Task directions: Omit every picture and return the rest of the data unaltered.

Data for processing:
+ + + + +
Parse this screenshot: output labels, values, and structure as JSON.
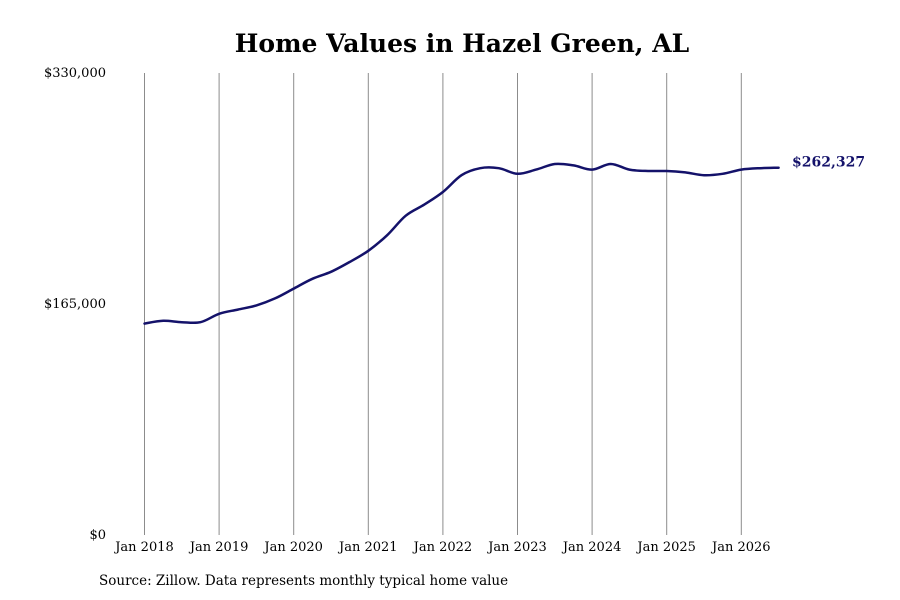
{
  "source": "Source: Zillow. Data represents monthly typical home value",
  "chart_data": {
    "type": "line",
    "title": "Home Values in Hazel Green, AL",
    "xlabel": "",
    "ylabel": "",
    "ylim": [
      0,
      330000
    ],
    "y_ticks": [
      {
        "value": 0,
        "label": "$0"
      },
      {
        "value": 165000,
        "label": "$165,000"
      },
      {
        "value": 330000,
        "label": "$330,000"
      }
    ],
    "x_ticks": [
      "Jan 2018",
      "Jan 2019",
      "Jan 2020",
      "Jan 2021",
      "Jan 2022",
      "Jan 2023",
      "Jan 2024",
      "Jan 2025",
      "Jan 2026"
    ],
    "grid": "vertical lines at x ticks",
    "end_label": "$262,327",
    "line_color": "#14126a",
    "series": [
      {
        "x": [
          "2018-01",
          "2018-04",
          "2018-07",
          "2018-10",
          "2019-01",
          "2019-04",
          "2019-07",
          "2019-10",
          "2020-01",
          "2020-04",
          "2020-07",
          "2020-10",
          "2021-01",
          "2021-04",
          "2021-07",
          "2021-10",
          "2022-01",
          "2022-04",
          "2022-07",
          "2022-10",
          "2023-01",
          "2023-04",
          "2023-07",
          "2023-10",
          "2024-01",
          "2024-04",
          "2024-07",
          "2024-10",
          "2025-01",
          "2025-04",
          "2025-07",
          "2025-10",
          "2026-01",
          "2026-04",
          "2026-07"
        ],
        "y": [
          151000,
          153000,
          152000,
          152000,
          158000,
          161000,
          164000,
          169000,
          176000,
          183000,
          188000,
          195000,
          203000,
          214000,
          228000,
          236000,
          245000,
          257000,
          262000,
          262000,
          258000,
          261000,
          265000,
          264000,
          261000,
          265000,
          261000,
          260000,
          260000,
          259000,
          257000,
          258000,
          261000,
          262000,
          262327
        ]
      }
    ]
  }
}
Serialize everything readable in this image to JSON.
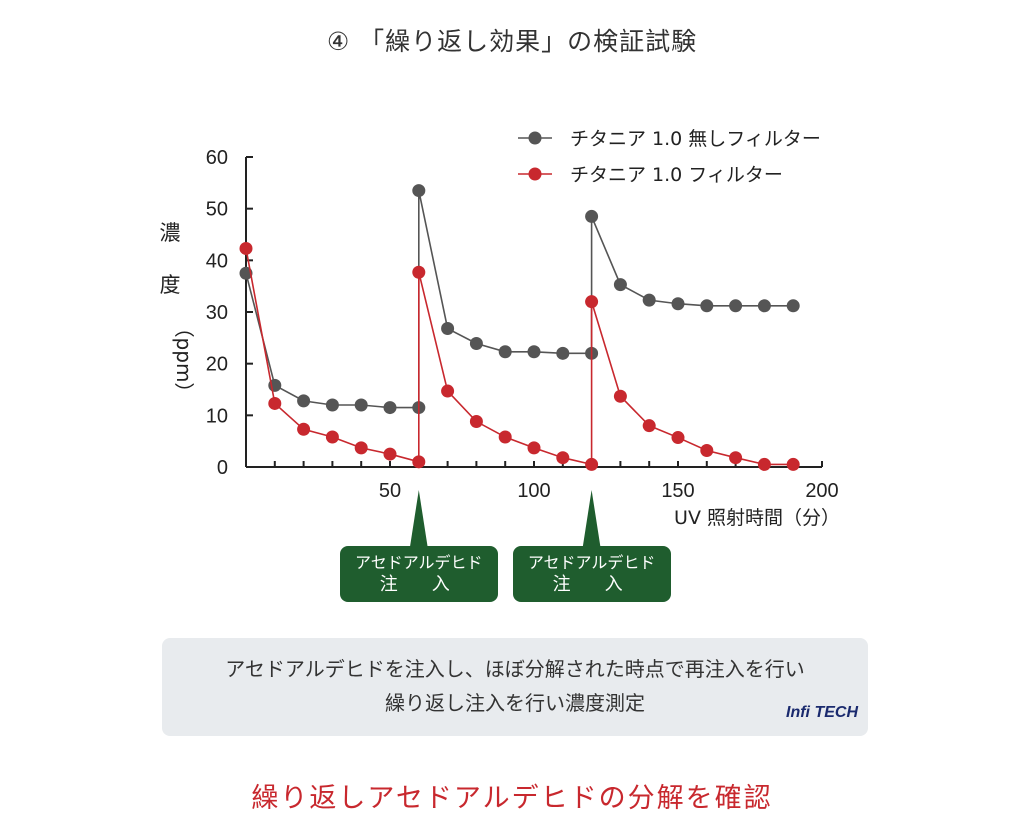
{
  "title": "④ 「繰り返し効果」の検証試験",
  "chart_data": {
    "type": "line",
    "xlabel": "UV 照射時間（分）",
    "ylabel_main": "濃　度",
    "ylabel_unit": "（ppm）",
    "xlim": [
      0,
      200
    ],
    "ylim": [
      0,
      60
    ],
    "x_ticks": [
      "50",
      "100",
      "150",
      "200"
    ],
    "y_ticks": [
      "0",
      "10",
      "20",
      "30",
      "40",
      "50",
      "60"
    ],
    "legend_position": "top-right",
    "series": [
      {
        "name": "チタニア 1.0 無しフィルター",
        "color": "#555555",
        "x": [
          0,
          10,
          20,
          30,
          40,
          50,
          60,
          60,
          70,
          80,
          90,
          100,
          110,
          120,
          120,
          130,
          140,
          150,
          160,
          170,
          180,
          190
        ],
        "y": [
          37.5,
          15.8,
          12.8,
          12.0,
          12.0,
          11.5,
          11.5,
          53.5,
          26.8,
          23.9,
          22.3,
          22.3,
          22.0,
          22.0,
          48.5,
          35.3,
          32.3,
          31.6,
          31.2,
          31.2,
          31.2,
          31.2
        ]
      },
      {
        "name": "チタニア 1.0 フィルター",
        "color": "#c8282e",
        "x": [
          0,
          10,
          20,
          30,
          40,
          50,
          60,
          60,
          70,
          80,
          90,
          100,
          110,
          120,
          120,
          130,
          140,
          150,
          160,
          170,
          180,
          190
        ],
        "y": [
          42.3,
          12.3,
          7.3,
          5.8,
          3.7,
          2.5,
          1.0,
          37.7,
          14.7,
          8.8,
          5.8,
          3.7,
          1.8,
          0.5,
          32.0,
          13.7,
          8.0,
          5.7,
          3.2,
          1.8,
          0.5,
          0.5
        ]
      }
    ],
    "annotations": [
      {
        "x": 60,
        "line1": "アセドアルデヒド",
        "line2": "注　入"
      },
      {
        "x": 120,
        "line1": "アセドアルデヒド",
        "line2": "注　入"
      }
    ]
  },
  "note": {
    "line1": "アセドアルデヒドを注入し、ほぼ分解された時点で再注入を行い",
    "line2": "繰り返し注入を行い濃度測定"
  },
  "logo": "Infi TECH",
  "conclusion": "繰り返しアセドアルデヒドの分解を確認"
}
+ + + + +
Full output:
Parse this screenshot: output labels, values, and structure as JSON.
{
  "source": "Source: Zillow. Data represents monthly typical home value",
  "chart_data": {
    "type": "line",
    "title": "Home Values in Hazel Green, AL",
    "xlabel": "",
    "ylabel": "",
    "ylim": [
      0,
      330000
    ],
    "y_ticks": [
      {
        "value": 0,
        "label": "$0"
      },
      {
        "value": 165000,
        "label": "$165,000"
      },
      {
        "value": 330000,
        "label": "$330,000"
      }
    ],
    "x_ticks": [
      "Jan 2018",
      "Jan 2019",
      "Jan 2020",
      "Jan 2021",
      "Jan 2022",
      "Jan 2023",
      "Jan 2024",
      "Jan 2025",
      "Jan 2026"
    ],
    "grid": "vertical lines at x ticks",
    "end_label": "$262,327",
    "line_color": "#14126a",
    "series": [
      {
        "x": [
          "2018-01",
          "2018-04",
          "2018-07",
          "2018-10",
          "2019-01",
          "2019-04",
          "2019-07",
          "2019-10",
          "2020-01",
          "2020-04",
          "2020-07",
          "2020-10",
          "2021-01",
          "2021-04",
          "2021-07",
          "2021-10",
          "2022-01",
          "2022-04",
          "2022-07",
          "2022-10",
          "2023-01",
          "2023-04",
          "2023-07",
          "2023-10",
          "2024-01",
          "2024-04",
          "2024-07",
          "2024-10",
          "2025-01",
          "2025-04",
          "2025-07",
          "2025-10",
          "2026-01",
          "2026-04",
          "2026-07"
        ],
        "y": [
          151000,
          153000,
          152000,
          152000,
          158000,
          161000,
          164000,
          169000,
          176000,
          183000,
          188000,
          195000,
          203000,
          214000,
          228000,
          236000,
          245000,
          257000,
          262000,
          262000,
          258000,
          261000,
          265000,
          264000,
          261000,
          265000,
          261000,
          260000,
          260000,
          259000,
          257000,
          258000,
          261000,
          262000,
          262327
        ]
      }
    ]
  }
}
Serialize everything readable in this image to JSON.
{
  "title": "④ 「繰り返し効果」の検証試験",
  "chart_data": {
    "type": "line",
    "xlabel": "UV 照射時間（分）",
    "ylabel_main": "濃　度",
    "ylabel_unit": "（ppm）",
    "xlim": [
      0,
      200
    ],
    "ylim": [
      0,
      60
    ],
    "x_ticks": [
      "50",
      "100",
      "150",
      "200"
    ],
    "y_ticks": [
      "0",
      "10",
      "20",
      "30",
      "40",
      "50",
      "60"
    ],
    "legend_position": "top-right",
    "series": [
      {
        "name": "チタニア 1.0 無しフィルター",
        "color": "#555555",
        "x": [
          0,
          10,
          20,
          30,
          40,
          50,
          60,
          60,
          70,
          80,
          90,
          100,
          110,
          120,
          120,
          130,
          140,
          150,
          160,
          170,
          180,
          190
        ],
        "y": [
          37.5,
          15.8,
          12.8,
          12.0,
          12.0,
          11.5,
          11.5,
          53.5,
          26.8,
          23.9,
          22.3,
          22.3,
          22.0,
          22.0,
          48.5,
          35.3,
          32.3,
          31.6,
          31.2,
          31.2,
          31.2,
          31.2
        ]
      },
      {
        "name": "チタニア 1.0 フィルター",
        "color": "#c8282e",
        "x": [
          0,
          10,
          20,
          30,
          40,
          50,
          60,
          60,
          70,
          80,
          90,
          100,
          110,
          120,
          120,
          130,
          140,
          150,
          160,
          170,
          180,
          190
        ],
        "y": [
          42.3,
          12.3,
          7.3,
          5.8,
          3.7,
          2.5,
          1.0,
          37.7,
          14.7,
          8.8,
          5.8,
          3.7,
          1.8,
          0.5,
          32.0,
          13.7,
          8.0,
          5.7,
          3.2,
          1.8,
          0.5,
          0.5
        ]
      }
    ],
    "annotations": [
      {
        "x": 60,
        "line1": "アセドアルデヒド",
        "line2": "注　入"
      },
      {
        "x": 120,
        "line1": "アセドアルデヒド",
        "line2": "注　入"
      }
    ]
  },
  "note": {
    "line1": "アセドアルデヒドを注入し、ほぼ分解された時点で再注入を行い",
    "line2": "繰り返し注入を行い濃度測定"
  },
  "logo": "Infi TECH",
  "conclusion": "繰り返しアセドアルデヒドの分解を確認"
}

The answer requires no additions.